»»
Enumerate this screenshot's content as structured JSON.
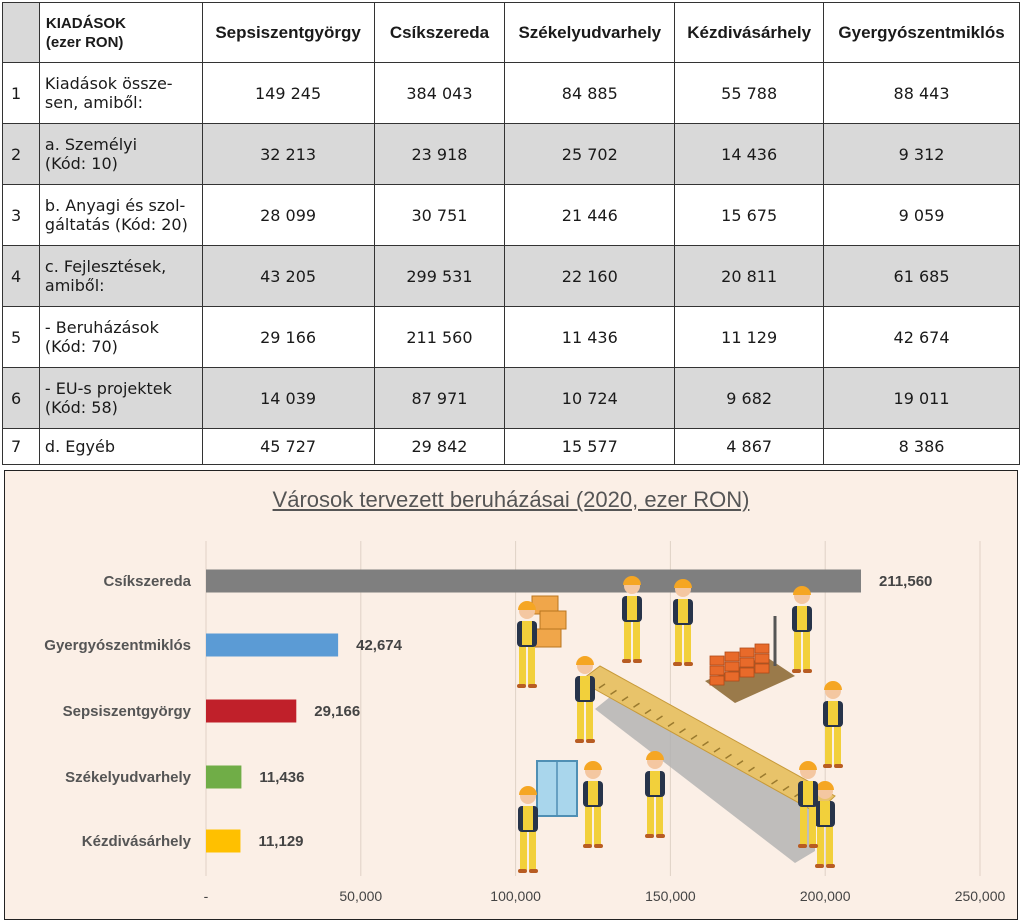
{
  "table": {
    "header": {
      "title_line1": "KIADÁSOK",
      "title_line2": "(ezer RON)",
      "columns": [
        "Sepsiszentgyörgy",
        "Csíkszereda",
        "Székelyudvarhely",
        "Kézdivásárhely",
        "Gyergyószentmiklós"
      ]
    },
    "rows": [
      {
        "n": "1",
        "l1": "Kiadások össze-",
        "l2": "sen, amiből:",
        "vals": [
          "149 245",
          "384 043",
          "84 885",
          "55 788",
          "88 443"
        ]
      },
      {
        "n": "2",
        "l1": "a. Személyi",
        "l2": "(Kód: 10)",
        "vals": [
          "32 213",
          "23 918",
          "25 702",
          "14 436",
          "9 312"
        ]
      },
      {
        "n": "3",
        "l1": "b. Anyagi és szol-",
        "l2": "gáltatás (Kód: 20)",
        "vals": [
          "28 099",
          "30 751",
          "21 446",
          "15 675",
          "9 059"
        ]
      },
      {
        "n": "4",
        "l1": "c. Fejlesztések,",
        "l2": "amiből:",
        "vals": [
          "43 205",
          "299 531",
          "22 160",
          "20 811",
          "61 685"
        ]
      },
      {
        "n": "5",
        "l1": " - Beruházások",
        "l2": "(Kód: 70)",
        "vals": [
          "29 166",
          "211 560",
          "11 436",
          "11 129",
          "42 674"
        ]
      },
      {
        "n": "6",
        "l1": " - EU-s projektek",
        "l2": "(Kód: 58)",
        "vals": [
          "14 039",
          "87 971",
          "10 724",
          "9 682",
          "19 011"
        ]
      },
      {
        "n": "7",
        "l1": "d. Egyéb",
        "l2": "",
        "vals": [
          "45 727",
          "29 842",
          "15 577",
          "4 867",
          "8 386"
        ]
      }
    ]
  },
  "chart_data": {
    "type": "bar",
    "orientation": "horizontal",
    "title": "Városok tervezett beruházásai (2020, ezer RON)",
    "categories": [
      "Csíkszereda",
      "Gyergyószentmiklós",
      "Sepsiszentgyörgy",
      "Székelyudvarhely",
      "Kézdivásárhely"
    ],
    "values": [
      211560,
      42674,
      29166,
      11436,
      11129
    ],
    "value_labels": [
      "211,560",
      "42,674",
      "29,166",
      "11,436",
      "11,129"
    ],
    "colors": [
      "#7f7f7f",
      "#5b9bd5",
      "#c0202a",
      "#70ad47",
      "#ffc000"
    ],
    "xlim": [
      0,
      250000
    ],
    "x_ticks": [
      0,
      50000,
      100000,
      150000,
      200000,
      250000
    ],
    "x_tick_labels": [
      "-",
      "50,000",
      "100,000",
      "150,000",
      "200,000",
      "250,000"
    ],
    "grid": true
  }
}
««
»»
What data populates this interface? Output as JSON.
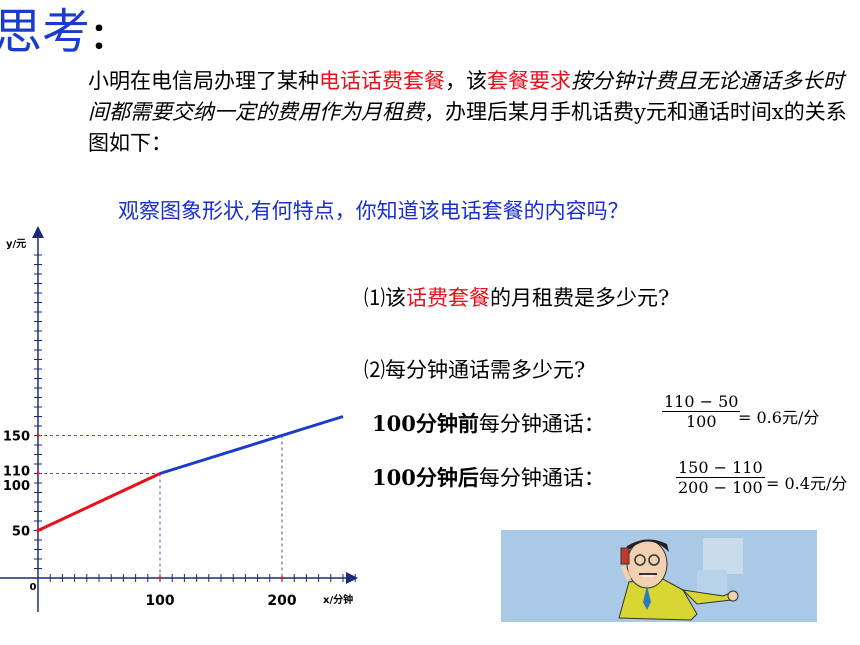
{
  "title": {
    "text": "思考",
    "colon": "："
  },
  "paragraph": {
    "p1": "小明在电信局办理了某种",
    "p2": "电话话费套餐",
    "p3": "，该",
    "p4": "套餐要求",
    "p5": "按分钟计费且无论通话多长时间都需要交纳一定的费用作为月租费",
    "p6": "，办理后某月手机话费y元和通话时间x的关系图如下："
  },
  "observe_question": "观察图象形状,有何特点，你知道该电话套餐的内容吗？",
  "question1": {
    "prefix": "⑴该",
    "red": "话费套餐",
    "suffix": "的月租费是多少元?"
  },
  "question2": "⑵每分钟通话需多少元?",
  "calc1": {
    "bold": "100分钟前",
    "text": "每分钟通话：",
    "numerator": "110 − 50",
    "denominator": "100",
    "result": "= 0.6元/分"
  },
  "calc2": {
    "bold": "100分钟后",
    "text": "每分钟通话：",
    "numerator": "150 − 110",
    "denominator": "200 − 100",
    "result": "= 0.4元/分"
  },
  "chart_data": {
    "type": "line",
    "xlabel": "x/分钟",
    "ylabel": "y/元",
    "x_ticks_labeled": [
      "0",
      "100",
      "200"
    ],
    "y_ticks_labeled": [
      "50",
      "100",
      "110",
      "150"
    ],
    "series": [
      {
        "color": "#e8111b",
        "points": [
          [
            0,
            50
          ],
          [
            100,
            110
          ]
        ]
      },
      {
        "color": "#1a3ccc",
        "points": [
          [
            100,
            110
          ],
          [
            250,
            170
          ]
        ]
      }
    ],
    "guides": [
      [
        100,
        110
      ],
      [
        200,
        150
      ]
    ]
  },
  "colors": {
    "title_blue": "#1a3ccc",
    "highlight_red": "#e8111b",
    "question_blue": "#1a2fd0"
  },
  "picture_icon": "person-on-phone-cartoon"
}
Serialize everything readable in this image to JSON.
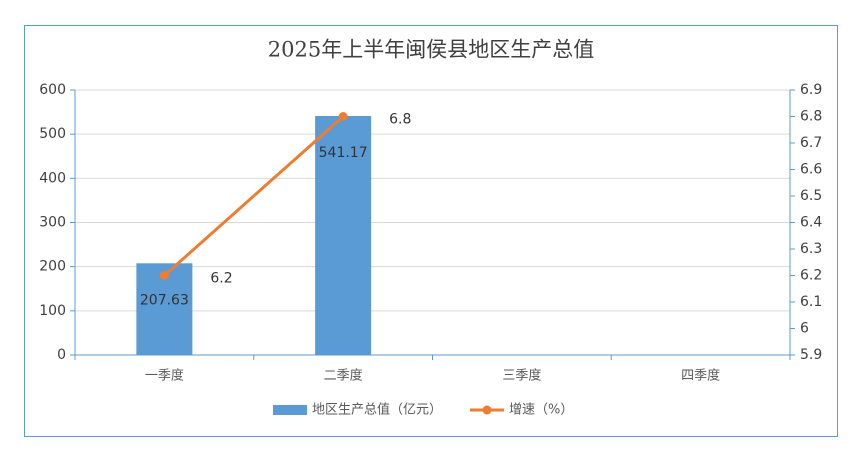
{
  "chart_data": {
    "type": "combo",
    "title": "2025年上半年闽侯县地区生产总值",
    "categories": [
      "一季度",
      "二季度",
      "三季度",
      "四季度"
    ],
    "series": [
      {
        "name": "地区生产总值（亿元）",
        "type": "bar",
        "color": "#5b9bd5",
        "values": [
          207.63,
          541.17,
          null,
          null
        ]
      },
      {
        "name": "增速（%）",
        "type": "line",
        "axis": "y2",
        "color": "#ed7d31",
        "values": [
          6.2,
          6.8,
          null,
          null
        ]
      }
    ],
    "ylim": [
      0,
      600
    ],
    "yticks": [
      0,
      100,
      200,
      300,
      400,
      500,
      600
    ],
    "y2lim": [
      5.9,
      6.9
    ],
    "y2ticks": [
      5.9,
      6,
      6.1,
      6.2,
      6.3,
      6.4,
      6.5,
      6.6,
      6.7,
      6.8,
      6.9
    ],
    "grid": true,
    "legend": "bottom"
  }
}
««
__Written request__: In the entries above, find each line with the word "Gyergyószentmiklós" and copy it.

__Answer below__:
        "Gyergyószentmiklós"
      "Gyergyószentmiklós",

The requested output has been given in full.